──────── PROVIDED MATERIAL

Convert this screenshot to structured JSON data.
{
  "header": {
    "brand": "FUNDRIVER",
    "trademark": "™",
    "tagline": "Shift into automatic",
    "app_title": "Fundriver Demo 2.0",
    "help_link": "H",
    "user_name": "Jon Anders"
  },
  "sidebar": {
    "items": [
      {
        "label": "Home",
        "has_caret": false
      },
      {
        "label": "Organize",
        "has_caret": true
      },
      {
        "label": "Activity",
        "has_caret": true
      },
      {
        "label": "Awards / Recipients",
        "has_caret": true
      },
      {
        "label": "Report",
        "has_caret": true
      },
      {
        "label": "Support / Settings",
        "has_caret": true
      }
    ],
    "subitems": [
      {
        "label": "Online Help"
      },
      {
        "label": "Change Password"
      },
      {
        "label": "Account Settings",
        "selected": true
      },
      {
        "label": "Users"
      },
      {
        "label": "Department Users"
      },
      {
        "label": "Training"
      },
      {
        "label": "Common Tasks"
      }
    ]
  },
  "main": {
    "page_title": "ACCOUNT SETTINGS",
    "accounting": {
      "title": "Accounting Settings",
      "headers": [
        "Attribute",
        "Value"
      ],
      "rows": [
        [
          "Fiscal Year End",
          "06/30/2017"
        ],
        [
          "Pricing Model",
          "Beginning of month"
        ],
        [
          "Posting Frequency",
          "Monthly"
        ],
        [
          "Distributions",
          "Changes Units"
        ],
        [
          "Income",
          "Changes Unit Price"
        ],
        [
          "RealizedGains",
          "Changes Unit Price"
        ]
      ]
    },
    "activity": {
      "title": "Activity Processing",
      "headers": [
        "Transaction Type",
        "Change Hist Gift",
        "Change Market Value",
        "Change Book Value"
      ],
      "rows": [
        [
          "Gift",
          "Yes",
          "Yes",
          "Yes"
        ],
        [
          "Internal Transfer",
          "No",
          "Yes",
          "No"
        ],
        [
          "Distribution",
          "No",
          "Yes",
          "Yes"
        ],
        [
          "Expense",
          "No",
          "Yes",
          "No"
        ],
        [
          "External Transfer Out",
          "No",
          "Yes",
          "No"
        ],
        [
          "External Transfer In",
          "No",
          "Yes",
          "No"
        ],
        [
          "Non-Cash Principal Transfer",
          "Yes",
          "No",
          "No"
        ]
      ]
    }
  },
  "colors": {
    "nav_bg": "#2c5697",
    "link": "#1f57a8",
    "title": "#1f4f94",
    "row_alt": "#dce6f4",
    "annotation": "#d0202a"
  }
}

────────────────

## PROBLEM
Select every line above that contains the word "External", and copy it.

## ANSWER TO THE TASK
          "External Transfer Out",
          "External Transfer In",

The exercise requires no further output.